DATASET ROWS
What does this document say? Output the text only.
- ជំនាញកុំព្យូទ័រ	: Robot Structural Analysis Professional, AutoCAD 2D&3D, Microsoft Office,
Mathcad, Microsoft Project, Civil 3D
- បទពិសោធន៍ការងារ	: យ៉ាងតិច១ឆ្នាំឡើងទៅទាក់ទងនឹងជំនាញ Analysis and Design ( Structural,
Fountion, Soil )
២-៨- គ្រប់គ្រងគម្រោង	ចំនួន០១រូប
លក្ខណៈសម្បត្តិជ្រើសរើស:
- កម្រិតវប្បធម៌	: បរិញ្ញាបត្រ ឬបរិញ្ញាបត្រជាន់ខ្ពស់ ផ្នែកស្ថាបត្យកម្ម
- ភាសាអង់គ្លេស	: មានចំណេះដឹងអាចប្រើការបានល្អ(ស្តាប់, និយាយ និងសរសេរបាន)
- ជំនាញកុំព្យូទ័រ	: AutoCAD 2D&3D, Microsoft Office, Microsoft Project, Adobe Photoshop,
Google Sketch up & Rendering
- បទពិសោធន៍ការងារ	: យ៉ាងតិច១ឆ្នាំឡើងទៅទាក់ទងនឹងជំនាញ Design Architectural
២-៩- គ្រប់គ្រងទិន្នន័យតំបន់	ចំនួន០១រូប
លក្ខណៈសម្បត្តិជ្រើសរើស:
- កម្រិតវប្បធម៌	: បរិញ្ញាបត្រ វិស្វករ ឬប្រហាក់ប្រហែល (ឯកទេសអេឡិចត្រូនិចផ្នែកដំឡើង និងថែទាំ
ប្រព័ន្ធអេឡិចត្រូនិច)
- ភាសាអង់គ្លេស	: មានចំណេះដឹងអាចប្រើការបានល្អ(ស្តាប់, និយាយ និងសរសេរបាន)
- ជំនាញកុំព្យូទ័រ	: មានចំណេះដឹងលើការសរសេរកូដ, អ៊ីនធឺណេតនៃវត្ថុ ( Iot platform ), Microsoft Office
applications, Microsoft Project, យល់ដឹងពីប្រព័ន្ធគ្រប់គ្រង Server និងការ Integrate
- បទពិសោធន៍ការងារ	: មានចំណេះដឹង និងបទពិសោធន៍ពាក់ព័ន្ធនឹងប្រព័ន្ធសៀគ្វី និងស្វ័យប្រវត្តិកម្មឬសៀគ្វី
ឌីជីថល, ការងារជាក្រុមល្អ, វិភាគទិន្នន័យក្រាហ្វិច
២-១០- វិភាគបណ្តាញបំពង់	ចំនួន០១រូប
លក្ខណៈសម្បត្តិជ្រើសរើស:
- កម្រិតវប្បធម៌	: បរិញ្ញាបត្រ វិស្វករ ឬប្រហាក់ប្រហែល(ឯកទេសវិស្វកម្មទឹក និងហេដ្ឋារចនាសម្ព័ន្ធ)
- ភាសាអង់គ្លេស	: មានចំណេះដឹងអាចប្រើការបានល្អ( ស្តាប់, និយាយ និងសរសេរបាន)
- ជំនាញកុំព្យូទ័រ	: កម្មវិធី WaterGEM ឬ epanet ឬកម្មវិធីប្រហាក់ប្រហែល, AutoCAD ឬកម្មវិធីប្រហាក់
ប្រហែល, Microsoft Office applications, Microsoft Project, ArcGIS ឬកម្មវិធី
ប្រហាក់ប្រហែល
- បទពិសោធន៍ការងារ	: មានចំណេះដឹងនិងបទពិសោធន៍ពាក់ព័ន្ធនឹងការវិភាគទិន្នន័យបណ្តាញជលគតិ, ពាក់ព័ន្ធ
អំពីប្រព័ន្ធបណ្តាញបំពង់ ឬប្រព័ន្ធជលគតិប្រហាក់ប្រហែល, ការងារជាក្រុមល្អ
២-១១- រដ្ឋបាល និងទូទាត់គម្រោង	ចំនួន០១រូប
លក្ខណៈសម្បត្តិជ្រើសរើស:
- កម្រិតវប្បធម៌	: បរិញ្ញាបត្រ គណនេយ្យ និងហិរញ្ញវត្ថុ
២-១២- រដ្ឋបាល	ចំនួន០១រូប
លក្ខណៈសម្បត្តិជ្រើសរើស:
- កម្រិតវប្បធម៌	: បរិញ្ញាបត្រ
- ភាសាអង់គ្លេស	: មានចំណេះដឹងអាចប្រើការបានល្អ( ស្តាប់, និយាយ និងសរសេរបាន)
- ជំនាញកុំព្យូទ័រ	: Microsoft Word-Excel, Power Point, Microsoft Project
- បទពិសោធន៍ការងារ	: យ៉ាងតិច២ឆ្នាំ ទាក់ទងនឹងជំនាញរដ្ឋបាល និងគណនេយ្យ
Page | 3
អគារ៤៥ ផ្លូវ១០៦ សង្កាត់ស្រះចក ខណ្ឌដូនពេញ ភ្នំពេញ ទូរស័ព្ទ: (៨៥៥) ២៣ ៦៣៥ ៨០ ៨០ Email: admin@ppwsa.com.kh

INSTRUCTIONS FOR THE TASK
Repeat the material in full, exactly as it stands.

CORRECT RESULT
What does this document say? Output the text only.
- ជំនាញកុំព្យូទ័រ	: Robot Structural Analysis Professional, AutoCAD 2D&3D, Microsoft Office,
Mathcad, Microsoft Project, Civil 3D
- បទពិសោធន៍ការងារ	: យ៉ាងតិច១ឆ្នាំឡើងទៅទាក់ទងនឹងជំនាញ Analysis and Design ( Structural,
Fountion, Soil )
២-៨- គ្រប់គ្រងគម្រោង	ចំនួន០១រូប
លក្ខណៈសម្បត្តិជ្រើសរើស:
- កម្រិតវប្បធម៌	: បរិញ្ញាបត្រ ឬបរិញ្ញាបត្រជាន់ខ្ពស់ ផ្នែកស្ថាបត្យកម្ម
- ភាសាអង់គ្លេស	: មានចំណេះដឹងអាចប្រើការបានល្អ(ស្តាប់, និយាយ និងសរសេរបាន)
- ជំនាញកុំព្យូទ័រ	: AutoCAD 2D&3D, Microsoft Office, Microsoft Project, Adobe Photoshop,
Google Sketch up & Rendering
- បទពិសោធន៍ការងារ	: យ៉ាងតិច១ឆ្នាំឡើងទៅទាក់ទងនឹងជំនាញ Design Architectural
២-៩- គ្រប់គ្រងទិន្នន័យតំបន់	ចំនួន០១រូប
លក្ខណៈសម្បត្តិជ្រើសរើស:
- កម្រិតវប្បធម៌	: បរិញ្ញាបត្រ វិស្វករ ឬប្រហាក់ប្រហែល (ឯកទេសអេឡិចត្រូនិចផ្នែកដំឡើង និងថែទាំ
ប្រព័ន្ធអេឡិចត្រូនិច)
- ភាសាអង់គ្លេស	: មានចំណេះដឹងអាចប្រើការបានល្អ(ស្តាប់, និយាយ និងសរសេរបាន)
- ជំនាញកុំព្យូទ័រ	: មានចំណេះដឹងលើការសរសេរកូដ, អ៊ីនធឺណេតនៃវត្ថុ ( Iot platform ), Microsoft Office
applications, Microsoft Project, យល់ដឹងពីប្រព័ន្ធគ្រប់គ្រង Server និងការ Integrate
- បទពិសោធន៍ការងារ	: មានចំណេះដឹង និងបទពិសោធន៍ពាក់ព័ន្ធនឹងប្រព័ន្ធសៀគ្វី និងស្វ័យប្រវត្តិកម្មឬសៀគ្វី
ឌីជីថល, ការងារជាក្រុមល្អ, វិភាគទិន្នន័យក្រាហ្វិច
២-១០- វិភាគបណ្តាញបំពង់	ចំនួន០១រូប
លក្ខណៈសម្បត្តិជ្រើសរើស:
- កម្រិតវប្បធម៌	: បរិញ្ញាបត្រ វិស្វករ ឬប្រហាក់ប្រហែល(ឯកទេសវិស្វកម្មទឹក និងហេដ្ឋារចនាសម្ព័ន្ធ)
- ភាសាអង់គ្លេស	: មានចំណេះដឹងអាចប្រើការបានល្អ( ស្តាប់, និយាយ និងសរសេរបាន)
- ជំនាញកុំព្យូទ័រ	: កម្មវិធី WaterGEM ឬ epanet ឬកម្មវិធីប្រហាក់ប្រហែល, AutoCAD ឬកម្មវិធីប្រហាក់
ប្រហែល, Microsoft Office applications, Microsoft Project, ArcGIS ឬកម្មវិធី
ប្រហាក់ប្រហែល
- បទពិសោធន៍ការងារ	: មានចំណេះដឹងនិងបទពិសោធន៍ពាក់ព័ន្ធនឹងការវិភាគទិន្នន័យបណ្តាញជលគតិ, ពាក់ព័ន្ធ
អំពីប្រព័ន្ធបណ្តាញបំពង់ ឬប្រព័ន្ធជលគតិប្រហាក់ប្រហែល, ការងារជាក្រុមល្អ
២-១១- រដ្ឋបាល និងទូទាត់គម្រោង	ចំនួន០១រូប
លក្ខណៈសម្បត្តិជ្រើសរើស:
- កម្រិតវប្បធម៌	: បរិញ្ញាបត្រ គណនេយ្យ និងហិរញ្ញវត្ថុ
២-១២- រដ្ឋបាល	ចំនួន០១រូប
លក្ខណៈសម្បត្តិជ្រើសរើស:
- កម្រិតវប្បធម៌	: បរិញ្ញាបត្រ
- ភាសាអង់គ្លេស	: មានចំណេះដឹងអាចប្រើការបានល្អ( ស្តាប់, និយាយ និងសរសេរបាន)
- ជំនាញកុំព្យូទ័រ	: Microsoft Word-Excel, Power Point, Microsoft Project
- បទពិសោធន៍ការងារ	: យ៉ាងតិច២ឆ្នាំ ទាក់ទងនឹងជំនាញរដ្ឋបាល និងគណនេយ្យ
Page | 3
អគារ៤៥ ផ្លូវ១០៦ សង្កាត់ស្រះចក ខណ្ឌដូនពេញ ភ្នំពេញ ទូរស័ព្ទ: (៨៥៥) ២៣ ៦៣៥ ៨០ ៨០ Email: admin@ppwsa.com.kh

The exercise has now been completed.